Review the lines that follow and copy each one that contains the word "elephant".

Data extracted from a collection
◆ ◆ ◆ ◆ ◆

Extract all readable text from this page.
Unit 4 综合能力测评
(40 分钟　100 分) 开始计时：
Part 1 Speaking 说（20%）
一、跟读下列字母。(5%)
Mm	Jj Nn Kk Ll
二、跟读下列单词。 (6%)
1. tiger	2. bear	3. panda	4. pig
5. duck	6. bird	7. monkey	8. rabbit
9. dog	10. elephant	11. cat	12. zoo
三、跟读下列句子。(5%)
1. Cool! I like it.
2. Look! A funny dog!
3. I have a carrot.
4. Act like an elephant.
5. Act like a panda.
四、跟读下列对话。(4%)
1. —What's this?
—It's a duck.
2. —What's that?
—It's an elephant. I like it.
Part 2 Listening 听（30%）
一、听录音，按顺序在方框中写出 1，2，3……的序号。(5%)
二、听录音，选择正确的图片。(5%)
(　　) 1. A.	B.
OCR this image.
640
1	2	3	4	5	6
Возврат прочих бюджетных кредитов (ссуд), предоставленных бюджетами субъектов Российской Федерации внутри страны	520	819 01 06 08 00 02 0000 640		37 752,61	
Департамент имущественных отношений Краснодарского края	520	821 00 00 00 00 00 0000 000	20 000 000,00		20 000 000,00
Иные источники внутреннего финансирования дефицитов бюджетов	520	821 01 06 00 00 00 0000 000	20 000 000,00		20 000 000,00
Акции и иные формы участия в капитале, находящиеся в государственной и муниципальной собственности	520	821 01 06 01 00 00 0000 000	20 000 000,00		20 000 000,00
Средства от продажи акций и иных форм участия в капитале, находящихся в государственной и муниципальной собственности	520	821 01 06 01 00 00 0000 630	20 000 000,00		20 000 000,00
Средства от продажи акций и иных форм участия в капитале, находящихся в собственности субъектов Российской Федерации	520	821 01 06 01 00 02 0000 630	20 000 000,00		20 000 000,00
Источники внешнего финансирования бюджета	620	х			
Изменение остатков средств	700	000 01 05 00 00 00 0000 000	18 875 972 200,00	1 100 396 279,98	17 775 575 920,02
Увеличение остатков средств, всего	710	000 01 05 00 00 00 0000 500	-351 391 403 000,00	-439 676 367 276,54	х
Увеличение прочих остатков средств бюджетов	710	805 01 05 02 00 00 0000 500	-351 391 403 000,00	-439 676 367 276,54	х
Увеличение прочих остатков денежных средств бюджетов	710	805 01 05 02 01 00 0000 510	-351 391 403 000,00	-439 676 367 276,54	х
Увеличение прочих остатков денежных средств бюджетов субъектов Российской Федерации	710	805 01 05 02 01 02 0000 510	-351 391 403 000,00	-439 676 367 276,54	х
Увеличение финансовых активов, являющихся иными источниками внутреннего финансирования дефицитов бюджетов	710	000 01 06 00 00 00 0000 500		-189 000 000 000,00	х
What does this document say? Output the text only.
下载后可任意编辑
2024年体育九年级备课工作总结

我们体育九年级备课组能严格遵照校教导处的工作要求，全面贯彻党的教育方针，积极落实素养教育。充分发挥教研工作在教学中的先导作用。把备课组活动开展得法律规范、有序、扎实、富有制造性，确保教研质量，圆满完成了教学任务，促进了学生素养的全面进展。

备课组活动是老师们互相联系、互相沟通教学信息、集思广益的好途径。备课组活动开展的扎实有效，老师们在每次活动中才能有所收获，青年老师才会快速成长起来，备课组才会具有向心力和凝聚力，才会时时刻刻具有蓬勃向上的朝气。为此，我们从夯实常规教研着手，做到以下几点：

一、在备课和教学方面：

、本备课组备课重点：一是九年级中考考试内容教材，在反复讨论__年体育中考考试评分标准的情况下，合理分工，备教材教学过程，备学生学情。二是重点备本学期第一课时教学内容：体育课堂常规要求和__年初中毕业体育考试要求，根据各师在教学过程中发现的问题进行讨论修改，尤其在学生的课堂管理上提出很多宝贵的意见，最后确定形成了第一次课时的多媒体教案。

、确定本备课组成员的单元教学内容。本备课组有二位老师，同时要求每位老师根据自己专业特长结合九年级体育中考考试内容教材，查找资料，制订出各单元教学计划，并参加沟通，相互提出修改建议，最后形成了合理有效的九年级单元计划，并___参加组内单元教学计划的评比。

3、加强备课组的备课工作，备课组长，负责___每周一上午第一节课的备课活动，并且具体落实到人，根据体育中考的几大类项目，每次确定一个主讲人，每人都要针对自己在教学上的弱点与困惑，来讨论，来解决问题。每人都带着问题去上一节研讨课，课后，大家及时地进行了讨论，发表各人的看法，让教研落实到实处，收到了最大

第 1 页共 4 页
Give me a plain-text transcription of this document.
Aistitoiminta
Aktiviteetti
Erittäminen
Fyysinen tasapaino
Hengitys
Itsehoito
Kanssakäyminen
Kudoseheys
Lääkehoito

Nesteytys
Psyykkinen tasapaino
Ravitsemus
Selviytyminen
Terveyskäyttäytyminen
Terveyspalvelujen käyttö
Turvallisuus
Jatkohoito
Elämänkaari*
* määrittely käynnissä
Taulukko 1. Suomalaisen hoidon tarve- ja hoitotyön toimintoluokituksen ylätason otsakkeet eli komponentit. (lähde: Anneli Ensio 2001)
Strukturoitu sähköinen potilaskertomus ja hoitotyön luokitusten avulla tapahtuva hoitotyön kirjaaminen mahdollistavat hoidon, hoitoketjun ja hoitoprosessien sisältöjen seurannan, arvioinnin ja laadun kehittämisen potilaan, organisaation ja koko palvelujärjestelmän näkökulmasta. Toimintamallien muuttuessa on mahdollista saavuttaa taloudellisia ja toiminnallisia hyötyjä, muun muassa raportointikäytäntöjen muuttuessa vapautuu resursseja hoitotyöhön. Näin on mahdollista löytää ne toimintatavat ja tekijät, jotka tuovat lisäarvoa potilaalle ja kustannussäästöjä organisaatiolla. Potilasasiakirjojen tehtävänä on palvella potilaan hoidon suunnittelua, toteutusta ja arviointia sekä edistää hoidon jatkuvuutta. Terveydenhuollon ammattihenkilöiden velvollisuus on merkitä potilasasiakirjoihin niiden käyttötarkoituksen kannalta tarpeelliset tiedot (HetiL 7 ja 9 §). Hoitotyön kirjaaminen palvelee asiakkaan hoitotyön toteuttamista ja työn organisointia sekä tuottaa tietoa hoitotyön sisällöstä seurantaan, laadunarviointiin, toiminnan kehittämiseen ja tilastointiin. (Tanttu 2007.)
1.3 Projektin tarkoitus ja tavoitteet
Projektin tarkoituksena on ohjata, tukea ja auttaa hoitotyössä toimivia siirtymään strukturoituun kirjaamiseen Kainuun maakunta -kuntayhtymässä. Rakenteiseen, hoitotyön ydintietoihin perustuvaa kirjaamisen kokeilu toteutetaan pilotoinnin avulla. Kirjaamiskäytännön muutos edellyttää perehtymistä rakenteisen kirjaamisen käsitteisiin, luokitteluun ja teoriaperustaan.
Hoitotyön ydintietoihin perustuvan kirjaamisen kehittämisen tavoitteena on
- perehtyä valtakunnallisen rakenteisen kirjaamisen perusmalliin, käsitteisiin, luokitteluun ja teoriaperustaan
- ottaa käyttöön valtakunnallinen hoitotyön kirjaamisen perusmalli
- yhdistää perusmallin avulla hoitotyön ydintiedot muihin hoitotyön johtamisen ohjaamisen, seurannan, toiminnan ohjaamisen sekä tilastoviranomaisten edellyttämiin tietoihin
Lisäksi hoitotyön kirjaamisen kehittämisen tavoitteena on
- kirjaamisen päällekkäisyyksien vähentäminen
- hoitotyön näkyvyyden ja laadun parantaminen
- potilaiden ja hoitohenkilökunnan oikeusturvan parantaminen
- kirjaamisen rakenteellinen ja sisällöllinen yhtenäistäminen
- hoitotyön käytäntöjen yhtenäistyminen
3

◆ ◆ ◆ ◆ ◆

## TASK ANSWER
9. dog	10. elephant	11. cat	12. zoo
4. Act like an elephant.
—It's an elephant. I like it.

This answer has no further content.